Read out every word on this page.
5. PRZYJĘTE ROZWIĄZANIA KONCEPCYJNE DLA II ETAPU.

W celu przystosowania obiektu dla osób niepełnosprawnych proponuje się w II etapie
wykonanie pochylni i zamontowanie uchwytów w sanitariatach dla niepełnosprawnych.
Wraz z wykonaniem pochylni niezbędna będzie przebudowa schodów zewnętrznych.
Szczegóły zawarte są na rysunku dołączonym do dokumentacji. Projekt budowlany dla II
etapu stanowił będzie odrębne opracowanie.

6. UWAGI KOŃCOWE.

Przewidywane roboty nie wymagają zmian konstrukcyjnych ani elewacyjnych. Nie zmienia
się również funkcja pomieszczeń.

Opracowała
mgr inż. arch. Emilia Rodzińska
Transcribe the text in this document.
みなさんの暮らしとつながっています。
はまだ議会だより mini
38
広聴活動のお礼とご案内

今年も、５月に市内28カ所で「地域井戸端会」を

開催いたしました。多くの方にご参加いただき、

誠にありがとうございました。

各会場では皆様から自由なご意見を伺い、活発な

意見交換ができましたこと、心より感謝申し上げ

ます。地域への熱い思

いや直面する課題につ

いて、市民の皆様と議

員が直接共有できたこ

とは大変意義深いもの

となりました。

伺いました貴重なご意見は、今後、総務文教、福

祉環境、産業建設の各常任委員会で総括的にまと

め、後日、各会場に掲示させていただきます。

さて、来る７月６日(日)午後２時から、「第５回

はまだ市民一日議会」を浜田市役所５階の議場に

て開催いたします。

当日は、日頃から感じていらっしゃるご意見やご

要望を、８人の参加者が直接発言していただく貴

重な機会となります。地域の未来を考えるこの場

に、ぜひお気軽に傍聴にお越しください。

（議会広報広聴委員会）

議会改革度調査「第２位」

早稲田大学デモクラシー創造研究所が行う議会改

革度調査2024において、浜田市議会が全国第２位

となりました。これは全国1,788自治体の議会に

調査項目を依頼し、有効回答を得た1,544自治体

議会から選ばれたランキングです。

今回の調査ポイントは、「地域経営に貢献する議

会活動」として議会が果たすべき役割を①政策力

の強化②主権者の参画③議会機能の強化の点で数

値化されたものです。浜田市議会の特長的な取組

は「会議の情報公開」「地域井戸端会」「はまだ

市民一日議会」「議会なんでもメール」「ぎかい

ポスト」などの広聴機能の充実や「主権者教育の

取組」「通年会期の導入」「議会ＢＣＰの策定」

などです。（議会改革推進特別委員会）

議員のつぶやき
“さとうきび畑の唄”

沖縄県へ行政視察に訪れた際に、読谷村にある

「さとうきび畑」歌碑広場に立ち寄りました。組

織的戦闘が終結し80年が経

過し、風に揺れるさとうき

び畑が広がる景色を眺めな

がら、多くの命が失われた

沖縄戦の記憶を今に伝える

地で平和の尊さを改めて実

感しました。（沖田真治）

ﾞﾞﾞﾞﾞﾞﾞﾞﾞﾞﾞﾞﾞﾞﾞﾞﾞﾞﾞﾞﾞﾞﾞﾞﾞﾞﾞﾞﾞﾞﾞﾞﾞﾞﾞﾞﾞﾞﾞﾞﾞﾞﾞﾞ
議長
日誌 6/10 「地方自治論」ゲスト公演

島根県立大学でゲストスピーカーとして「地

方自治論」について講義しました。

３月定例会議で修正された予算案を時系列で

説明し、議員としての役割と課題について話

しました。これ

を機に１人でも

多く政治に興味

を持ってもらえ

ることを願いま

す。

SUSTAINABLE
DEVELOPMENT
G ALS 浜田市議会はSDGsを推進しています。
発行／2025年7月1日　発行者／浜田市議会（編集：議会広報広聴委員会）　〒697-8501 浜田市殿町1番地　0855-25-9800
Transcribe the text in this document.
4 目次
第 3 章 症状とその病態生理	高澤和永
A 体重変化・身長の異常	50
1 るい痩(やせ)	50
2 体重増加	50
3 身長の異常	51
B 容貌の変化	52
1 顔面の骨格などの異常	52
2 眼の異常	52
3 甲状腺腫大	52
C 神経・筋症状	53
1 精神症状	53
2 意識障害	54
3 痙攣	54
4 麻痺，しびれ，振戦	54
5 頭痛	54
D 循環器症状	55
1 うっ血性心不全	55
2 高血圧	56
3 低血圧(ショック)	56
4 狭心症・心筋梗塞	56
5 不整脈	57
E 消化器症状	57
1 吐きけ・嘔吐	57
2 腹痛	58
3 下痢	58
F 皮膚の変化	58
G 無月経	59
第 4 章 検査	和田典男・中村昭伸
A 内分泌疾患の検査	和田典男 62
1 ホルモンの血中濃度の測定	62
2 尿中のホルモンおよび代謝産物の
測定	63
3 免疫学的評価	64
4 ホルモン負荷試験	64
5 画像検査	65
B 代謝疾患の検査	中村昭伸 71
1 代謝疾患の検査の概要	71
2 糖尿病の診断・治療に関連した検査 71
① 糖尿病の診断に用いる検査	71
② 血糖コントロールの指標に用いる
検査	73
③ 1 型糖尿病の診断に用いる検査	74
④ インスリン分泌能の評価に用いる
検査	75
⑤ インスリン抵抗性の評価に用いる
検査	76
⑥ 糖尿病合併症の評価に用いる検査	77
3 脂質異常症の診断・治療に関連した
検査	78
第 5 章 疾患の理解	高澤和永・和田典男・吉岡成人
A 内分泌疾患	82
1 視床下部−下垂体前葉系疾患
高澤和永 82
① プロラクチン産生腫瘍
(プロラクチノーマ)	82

###

Output all of the data again. Match it exactly.

Read out every word on this page.
5. PRZYJĘTE ROZWIĄZANIA KONCEPCYJNE DLA II ETAPU.

W celu przystosowania obiektu dla osób niepełnosprawnych proponuje się w II etapie
wykonanie pochylni i zamontowanie uchwytów w sanitariatach dla niepełnosprawnych.
Wraz z wykonaniem pochylni niezbędna będzie przebudowa schodów zewnętrznych.
Szczegóły zawarte są na rysunku dołączonym do dokumentacji. Projekt budowlany dla II
etapu stanowił będzie odrębne opracowanie.

6. UWAGI KOŃCOWE.

Przewidywane roboty nie wymagają zmian konstrukcyjnych ani elewacyjnych. Nie zmienia
się również funkcja pomieszczeń.

Opracowała
mgr inż. arch. Emilia Rodzińska
Transcribe the text in this document.
みなさんの暮らしとつながっています。
はまだ議会だより mini
38
広聴活動のお礼とご案内

今年も、５月に市内28カ所で「地域井戸端会」を

開催いたしました。多くの方にご参加いただき、

誠にありがとうございました。

各会場では皆様から自由なご意見を伺い、活発な

意見交換ができましたこと、心より感謝申し上げ

ます。地域への熱い思

いや直面する課題につ

いて、市民の皆様と議

員が直接共有できたこ

とは大変意義深いもの

となりました。

伺いました貴重なご意見は、今後、総務文教、福

祉環境、産業建設の各常任委員会で総括的にまと

め、後日、各会場に掲示させていただきます。

さて、来る７月６日(日)午後２時から、「第５回

はまだ市民一日議会」を浜田市役所５階の議場に

て開催いたします。

当日は、日頃から感じていらっしゃるご意見やご

要望を、８人の参加者が直接発言していただく貴

重な機会となります。地域の未来を考えるこの場

に、ぜひお気軽に傍聴にお越しください。

（議会広報広聴委員会）

議会改革度調査「第２位」

早稲田大学デモクラシー創造研究所が行う議会改

革度調査2024において、浜田市議会が全国第２位

となりました。これは全国1,788自治体の議会に

調査項目を依頼し、有効回答を得た1,544自治体

議会から選ばれたランキングです。

今回の調査ポイントは、「地域経営に貢献する議

会活動」として議会が果たすべき役割を①政策力

の強化②主権者の参画③議会機能の強化の点で数

値化されたものです。浜田市議会の特長的な取組

は「会議の情報公開」「地域井戸端会」「はまだ

市民一日議会」「議会なんでもメール」「ぎかい

ポスト」などの広聴機能の充実や「主権者教育の

取組」「通年会期の導入」「議会ＢＣＰの策定」

などです。（議会改革推進特別委員会）

議員のつぶやき
“さとうきび畑の唄”

沖縄県へ行政視察に訪れた際に、読谷村にある

「さとうきび畑」歌碑広場に立ち寄りました。組

織的戦闘が終結し80年が経

過し、風に揺れるさとうき

び畑が広がる景色を眺めな

がら、多くの命が失われた

沖縄戦の記憶を今に伝える

地で平和の尊さを改めて実

感しました。（沖田真治）

ﾞﾞﾞﾞﾞﾞﾞﾞﾞﾞﾞﾞﾞﾞﾞﾞﾞﾞﾞﾞﾞﾞﾞﾞﾞﾞﾞﾞﾞﾞﾞﾞﾞﾞﾞﾞﾞﾞﾞﾞﾞﾞﾞﾞ
議長
日誌 6/10 「地方自治論」ゲスト公演

島根県立大学でゲストスピーカーとして「地

方自治論」について講義しました。

３月定例会議で修正された予算案を時系列で

説明し、議員としての役割と課題について話

しました。これ

を機に１人でも

多く政治に興味

を持ってもらえ

ることを願いま

す。

SUSTAINABLE
DEVELOPMENT
G ALS 浜田市議会はSDGsを推進しています。
発行／2025年7月1日　発行者／浜田市議会（編集：議会広報広聴委員会）　〒697-8501 浜田市殿町1番地　0855-25-9800
Transcribe the text in this document.
4 目次
第 3 章 症状とその病態生理	高澤和永
A 体重変化・身長の異常	50
1 るい痩(やせ)	50
2 体重増加	50
3 身長の異常	51
B 容貌の変化	52
1 顔面の骨格などの異常	52
2 眼の異常	52
3 甲状腺腫大	52
C 神経・筋症状	53
1 精神症状	53
2 意識障害	54
3 痙攣	54
4 麻痺，しびれ，振戦	54
5 頭痛	54
D 循環器症状	55
1 うっ血性心不全	55
2 高血圧	56
3 低血圧(ショック)	56
4 狭心症・心筋梗塞	56
5 不整脈	57
E 消化器症状	57
1 吐きけ・嘔吐	57
2 腹痛	58
3 下痢	58
F 皮膚の変化	58
G 無月経	59
第 4 章 検査	和田典男・中村昭伸
A 内分泌疾患の検査	和田典男 62
1 ホルモンの血中濃度の測定	62
2 尿中のホルモンおよび代謝産物の
測定	63
3 免疫学的評価	64
4 ホルモン負荷試験	64
5 画像検査	65
B 代謝疾患の検査	中村昭伸 71
1 代謝疾患の検査の概要	71
2 糖尿病の診断・治療に関連した検査 71
① 糖尿病の診断に用いる検査	71
② 血糖コントロールの指標に用いる
検査	73
③ 1 型糖尿病の診断に用いる検査	74
④ インスリン分泌能の評価に用いる
検査	75
⑤ インスリン抵抗性の評価に用いる
検査	76
⑥ 糖尿病合併症の評価に用いる検査	77
3 脂質異常症の診断・治療に関連した
検査	78
第 5 章 疾患の理解	高澤和永・和田典男・吉岡成人
A 内分泌疾患	82
1 視床下部−下垂体前葉系疾患
高澤和永 82
① プロラクチン産生腫瘍
(プロラクチノーマ)	82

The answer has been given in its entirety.